▶ EXERCISE BRIEF: Where does the string "days" appear in the records? Copy every line that contains it.

Dataset entries
* START *

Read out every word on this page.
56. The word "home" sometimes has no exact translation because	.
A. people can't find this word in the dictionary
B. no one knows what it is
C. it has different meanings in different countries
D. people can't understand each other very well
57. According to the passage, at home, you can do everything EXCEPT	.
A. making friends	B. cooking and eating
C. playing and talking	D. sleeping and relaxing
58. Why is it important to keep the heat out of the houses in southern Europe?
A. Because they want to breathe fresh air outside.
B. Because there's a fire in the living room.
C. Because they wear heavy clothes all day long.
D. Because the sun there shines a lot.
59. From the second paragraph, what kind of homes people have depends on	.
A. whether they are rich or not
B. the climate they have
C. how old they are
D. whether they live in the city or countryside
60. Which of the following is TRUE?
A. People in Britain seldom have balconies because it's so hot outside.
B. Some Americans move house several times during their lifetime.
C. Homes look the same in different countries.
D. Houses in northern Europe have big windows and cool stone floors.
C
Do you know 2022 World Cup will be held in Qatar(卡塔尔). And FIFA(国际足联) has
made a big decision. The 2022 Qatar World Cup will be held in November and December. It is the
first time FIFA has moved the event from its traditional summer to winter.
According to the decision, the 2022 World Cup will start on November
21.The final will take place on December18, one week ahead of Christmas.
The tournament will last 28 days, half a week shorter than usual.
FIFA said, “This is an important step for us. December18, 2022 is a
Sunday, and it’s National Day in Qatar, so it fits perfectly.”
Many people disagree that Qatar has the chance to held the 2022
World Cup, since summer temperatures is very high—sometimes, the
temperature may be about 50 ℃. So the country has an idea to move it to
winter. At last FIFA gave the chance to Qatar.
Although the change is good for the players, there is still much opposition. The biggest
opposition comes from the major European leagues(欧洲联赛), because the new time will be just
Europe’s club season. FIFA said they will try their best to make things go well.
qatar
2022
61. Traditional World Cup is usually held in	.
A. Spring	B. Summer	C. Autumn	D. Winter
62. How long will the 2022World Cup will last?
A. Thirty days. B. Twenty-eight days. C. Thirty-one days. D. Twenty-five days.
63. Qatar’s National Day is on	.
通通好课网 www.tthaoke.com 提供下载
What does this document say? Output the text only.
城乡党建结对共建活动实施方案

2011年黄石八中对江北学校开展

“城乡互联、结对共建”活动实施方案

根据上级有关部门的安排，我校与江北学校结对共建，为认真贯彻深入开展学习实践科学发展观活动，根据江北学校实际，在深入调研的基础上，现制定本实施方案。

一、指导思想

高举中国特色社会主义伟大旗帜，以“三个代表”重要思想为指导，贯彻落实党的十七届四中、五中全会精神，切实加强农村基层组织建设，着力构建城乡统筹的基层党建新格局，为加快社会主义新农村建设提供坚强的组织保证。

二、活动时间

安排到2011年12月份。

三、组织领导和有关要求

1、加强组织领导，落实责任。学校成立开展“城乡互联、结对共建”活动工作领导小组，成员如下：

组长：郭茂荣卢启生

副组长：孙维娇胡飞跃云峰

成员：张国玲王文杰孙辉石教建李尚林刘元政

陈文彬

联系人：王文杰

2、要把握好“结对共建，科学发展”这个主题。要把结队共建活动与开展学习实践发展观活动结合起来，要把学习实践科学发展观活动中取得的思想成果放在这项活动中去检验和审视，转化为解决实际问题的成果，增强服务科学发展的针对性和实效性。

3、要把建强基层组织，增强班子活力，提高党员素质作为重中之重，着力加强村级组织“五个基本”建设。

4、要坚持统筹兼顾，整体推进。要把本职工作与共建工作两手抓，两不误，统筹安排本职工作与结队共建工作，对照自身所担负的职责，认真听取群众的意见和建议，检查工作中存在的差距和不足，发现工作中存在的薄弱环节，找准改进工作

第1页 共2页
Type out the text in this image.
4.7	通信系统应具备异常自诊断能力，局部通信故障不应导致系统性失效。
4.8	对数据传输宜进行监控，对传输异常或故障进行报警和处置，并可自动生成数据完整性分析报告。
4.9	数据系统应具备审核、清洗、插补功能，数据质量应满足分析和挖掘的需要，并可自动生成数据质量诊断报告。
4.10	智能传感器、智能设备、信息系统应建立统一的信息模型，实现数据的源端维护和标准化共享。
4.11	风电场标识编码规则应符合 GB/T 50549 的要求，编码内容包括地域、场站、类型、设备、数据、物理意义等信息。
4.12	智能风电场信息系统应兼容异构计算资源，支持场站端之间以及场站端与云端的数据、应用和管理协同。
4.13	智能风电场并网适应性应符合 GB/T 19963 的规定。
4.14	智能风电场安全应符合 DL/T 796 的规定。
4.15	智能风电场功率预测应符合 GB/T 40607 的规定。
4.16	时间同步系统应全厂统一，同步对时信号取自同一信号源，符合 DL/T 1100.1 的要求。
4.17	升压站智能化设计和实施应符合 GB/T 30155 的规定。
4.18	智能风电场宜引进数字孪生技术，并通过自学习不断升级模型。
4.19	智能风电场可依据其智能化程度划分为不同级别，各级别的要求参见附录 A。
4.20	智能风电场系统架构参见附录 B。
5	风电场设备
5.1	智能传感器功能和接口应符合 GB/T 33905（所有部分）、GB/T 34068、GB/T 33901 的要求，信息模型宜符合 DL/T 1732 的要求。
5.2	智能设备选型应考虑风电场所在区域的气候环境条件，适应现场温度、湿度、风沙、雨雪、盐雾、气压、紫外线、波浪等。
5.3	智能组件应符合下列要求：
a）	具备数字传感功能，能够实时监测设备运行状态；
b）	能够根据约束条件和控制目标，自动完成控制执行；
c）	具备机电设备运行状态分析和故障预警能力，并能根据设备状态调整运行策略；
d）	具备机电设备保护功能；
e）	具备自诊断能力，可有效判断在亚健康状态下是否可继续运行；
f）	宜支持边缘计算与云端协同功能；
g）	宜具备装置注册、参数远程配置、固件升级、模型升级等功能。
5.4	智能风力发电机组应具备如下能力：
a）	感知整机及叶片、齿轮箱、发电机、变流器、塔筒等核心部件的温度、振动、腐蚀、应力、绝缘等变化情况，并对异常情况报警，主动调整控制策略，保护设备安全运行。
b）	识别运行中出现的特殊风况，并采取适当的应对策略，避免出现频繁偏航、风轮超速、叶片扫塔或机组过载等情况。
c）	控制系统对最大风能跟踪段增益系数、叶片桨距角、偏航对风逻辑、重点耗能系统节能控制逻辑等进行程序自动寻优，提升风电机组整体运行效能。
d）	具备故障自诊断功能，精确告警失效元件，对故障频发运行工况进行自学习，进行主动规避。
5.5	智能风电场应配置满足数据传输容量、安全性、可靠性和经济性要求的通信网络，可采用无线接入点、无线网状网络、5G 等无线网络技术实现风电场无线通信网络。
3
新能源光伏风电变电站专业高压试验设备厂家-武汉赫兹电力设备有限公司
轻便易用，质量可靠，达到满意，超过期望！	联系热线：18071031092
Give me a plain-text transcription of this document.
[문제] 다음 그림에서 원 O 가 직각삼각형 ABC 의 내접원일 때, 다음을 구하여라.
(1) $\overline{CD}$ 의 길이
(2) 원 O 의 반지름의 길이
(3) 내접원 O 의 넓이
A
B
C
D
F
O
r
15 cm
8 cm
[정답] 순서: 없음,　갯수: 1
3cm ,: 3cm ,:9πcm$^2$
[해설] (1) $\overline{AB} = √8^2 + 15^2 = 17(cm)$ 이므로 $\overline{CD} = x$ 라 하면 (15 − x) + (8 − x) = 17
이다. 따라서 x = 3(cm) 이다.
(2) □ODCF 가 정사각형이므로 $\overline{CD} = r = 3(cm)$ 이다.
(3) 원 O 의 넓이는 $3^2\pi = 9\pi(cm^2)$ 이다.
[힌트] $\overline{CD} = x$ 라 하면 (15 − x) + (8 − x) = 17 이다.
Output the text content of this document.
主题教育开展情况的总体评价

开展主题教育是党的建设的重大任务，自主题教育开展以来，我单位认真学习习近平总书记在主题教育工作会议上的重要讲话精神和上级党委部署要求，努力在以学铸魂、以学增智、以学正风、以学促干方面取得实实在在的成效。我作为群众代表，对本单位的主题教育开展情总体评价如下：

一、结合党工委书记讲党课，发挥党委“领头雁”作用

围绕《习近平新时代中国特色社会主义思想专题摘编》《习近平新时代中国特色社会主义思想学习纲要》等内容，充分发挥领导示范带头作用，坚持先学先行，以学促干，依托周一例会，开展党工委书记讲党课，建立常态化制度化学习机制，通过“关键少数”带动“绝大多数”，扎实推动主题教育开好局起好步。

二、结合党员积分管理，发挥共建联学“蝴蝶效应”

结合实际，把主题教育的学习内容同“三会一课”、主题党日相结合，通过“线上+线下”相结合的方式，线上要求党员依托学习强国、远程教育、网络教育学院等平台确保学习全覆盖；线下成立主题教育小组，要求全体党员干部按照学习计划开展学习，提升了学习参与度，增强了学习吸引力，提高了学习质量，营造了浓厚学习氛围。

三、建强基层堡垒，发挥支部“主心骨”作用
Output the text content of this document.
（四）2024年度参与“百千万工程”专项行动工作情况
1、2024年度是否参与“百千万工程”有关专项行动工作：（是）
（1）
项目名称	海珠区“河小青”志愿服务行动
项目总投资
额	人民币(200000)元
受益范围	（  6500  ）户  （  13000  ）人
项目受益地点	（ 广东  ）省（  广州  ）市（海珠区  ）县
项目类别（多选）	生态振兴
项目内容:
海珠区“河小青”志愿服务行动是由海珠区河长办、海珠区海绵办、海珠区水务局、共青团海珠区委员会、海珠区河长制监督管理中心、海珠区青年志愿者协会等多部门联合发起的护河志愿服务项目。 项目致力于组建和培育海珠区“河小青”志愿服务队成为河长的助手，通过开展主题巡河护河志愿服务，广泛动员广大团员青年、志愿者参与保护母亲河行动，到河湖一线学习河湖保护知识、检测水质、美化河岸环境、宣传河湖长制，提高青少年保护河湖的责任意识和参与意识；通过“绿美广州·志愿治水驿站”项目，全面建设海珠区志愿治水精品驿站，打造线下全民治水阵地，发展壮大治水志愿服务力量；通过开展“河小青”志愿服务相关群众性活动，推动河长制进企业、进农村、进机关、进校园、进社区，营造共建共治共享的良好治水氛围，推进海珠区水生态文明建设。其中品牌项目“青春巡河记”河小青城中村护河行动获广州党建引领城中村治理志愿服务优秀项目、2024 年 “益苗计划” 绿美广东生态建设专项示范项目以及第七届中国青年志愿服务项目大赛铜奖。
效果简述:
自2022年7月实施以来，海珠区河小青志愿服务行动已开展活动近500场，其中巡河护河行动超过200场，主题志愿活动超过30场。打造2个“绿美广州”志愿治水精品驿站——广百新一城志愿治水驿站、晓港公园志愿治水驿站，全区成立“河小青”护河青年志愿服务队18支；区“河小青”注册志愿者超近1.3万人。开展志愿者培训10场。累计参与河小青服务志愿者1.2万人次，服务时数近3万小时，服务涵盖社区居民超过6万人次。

* END *

▶ OUTPUT OF THE EXERCISE:
The tournament will last 28 days, half a week shorter than usual.
A. Thirty days. B. Twenty-eight days. C. Thirty-one days. D. Twenty-five days.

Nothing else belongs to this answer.